▶ **Short exercise**
Set the following entries down again exactly, line by line.

▶ **Supplied material**
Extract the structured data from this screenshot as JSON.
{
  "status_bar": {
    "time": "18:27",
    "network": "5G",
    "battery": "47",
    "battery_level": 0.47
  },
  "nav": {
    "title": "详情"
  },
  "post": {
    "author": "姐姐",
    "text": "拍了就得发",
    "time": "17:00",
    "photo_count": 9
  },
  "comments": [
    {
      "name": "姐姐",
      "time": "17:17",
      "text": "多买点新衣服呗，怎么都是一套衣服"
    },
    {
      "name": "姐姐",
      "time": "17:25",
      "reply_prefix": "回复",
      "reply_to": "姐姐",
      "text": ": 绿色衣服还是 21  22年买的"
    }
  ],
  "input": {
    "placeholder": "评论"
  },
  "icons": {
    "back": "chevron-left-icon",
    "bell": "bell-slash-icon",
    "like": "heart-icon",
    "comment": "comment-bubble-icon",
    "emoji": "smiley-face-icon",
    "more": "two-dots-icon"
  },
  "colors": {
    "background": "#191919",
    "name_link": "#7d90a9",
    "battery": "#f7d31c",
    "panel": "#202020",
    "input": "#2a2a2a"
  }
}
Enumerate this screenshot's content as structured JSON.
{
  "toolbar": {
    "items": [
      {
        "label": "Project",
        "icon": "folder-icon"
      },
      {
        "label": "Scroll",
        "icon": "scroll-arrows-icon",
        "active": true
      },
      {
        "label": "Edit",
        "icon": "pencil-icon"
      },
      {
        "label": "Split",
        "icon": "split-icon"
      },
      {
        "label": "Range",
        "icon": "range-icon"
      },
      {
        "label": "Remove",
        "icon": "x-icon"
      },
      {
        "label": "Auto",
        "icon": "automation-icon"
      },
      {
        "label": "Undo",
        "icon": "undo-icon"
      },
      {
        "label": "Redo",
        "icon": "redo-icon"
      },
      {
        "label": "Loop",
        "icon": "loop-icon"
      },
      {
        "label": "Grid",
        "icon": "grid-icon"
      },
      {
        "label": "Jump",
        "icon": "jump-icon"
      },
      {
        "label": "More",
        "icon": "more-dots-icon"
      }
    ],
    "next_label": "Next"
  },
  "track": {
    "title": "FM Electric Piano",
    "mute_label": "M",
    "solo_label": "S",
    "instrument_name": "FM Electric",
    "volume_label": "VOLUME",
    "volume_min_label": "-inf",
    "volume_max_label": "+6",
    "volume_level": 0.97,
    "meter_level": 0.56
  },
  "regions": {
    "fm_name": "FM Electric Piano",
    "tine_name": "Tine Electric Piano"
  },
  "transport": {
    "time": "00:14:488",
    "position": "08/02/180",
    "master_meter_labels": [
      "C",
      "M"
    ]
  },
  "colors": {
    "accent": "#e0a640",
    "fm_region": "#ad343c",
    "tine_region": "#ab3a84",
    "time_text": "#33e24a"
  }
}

▶ **Result**
Extract the structured data from this screenshot as JSON.
{
  "status_bar": {
    "time": "18:27",
    "network": "5G",
    "battery": "47",
    "battery_level": 0.47
  },
  "nav": {
    "title": "详情"
  },
  "post": {
    "author": "姐姐",
    "text": "拍了就得发",
    "time": "17:00",
    "photo_count": 9
  },
  "comments": [
    {
      "name": "姐姐",
      "time": "17:17",
      "text": "多买点新衣服呗，怎么都是一套衣服"
    },
    {
      "name": "姐姐",
      "time": "17:25",
      "reply_prefix": "回复",
      "reply_to": "姐姐",
      "text": ": 绿色衣服还是 21  22年买的"
    }
  ],
  "input": {
    "placeholder": "评论"
  },
  "icons": {
    "back": "chevron-left-icon",
    "bell": "bell-slash-icon",
    "like": "heart-icon",
    "comment": "comment-bubble-icon",
    "emoji": "smiley-face-icon",
    "more": "two-dots-icon"
  },
  "colors": {
    "background": "#191919",
    "name_link": "#7d90a9",
    "battery": "#f7d31c",
    "panel": "#202020",
    "input": "#2a2a2a"
  }
}
Enumerate this screenshot's content as structured JSON.
{
  "toolbar": {
    "items": [
      {
        "label": "Project",
        "icon": "folder-icon"
      },
      {
        "label": "Scroll",
        "icon": "scroll-arrows-icon",
        "active": true
      },
      {
        "label": "Edit",
        "icon": "pencil-icon"
      },
      {
        "label": "Split",
        "icon": "split-icon"
      },
      {
        "label": "Range",
        "icon": "range-icon"
      },
      {
        "label": "Remove",
        "icon": "x-icon"
      },
      {
        "label": "Auto",
        "icon": "automation-icon"
      },
      {
        "label": "Undo",
        "icon": "undo-icon"
      },
      {
        "label": "Redo",
        "icon": "redo-icon"
      },
      {
        "label": "Loop",
        "icon": "loop-icon"
      },
      {
        "label": "Grid",
        "icon": "grid-icon"
      },
      {
        "label": "Jump",
        "icon": "jump-icon"
      },
      {
        "label": "More",
        "icon": "more-dots-icon"
      }
    ],
    "next_label": "Next"
  },
  "track": {
    "title": "FM Electric Piano",
    "mute_label": "M",
    "solo_label": "S",
    "instrument_name": "FM Electric",
    "volume_label": "VOLUME",
    "volume_min_label": "-inf",
    "volume_max_label": "+6",
    "volume_level": 0.97,
    "meter_level": 0.56
  },
  "regions": {
    "fm_name": "FM Electric Piano",
    "tine_name": "Tine Electric Piano"
  },
  "transport": {
    "time": "00:14:488",
    "position": "08/02/180",
    "master_meter_labels": [
      "C",
      "M"
    ]
  },
  "colors": {
    "accent": "#e0a640",
    "fm_region": "#ad343c",
    "tine_region": "#ab3a84",
    "time_text": "#33e24a"
  }
}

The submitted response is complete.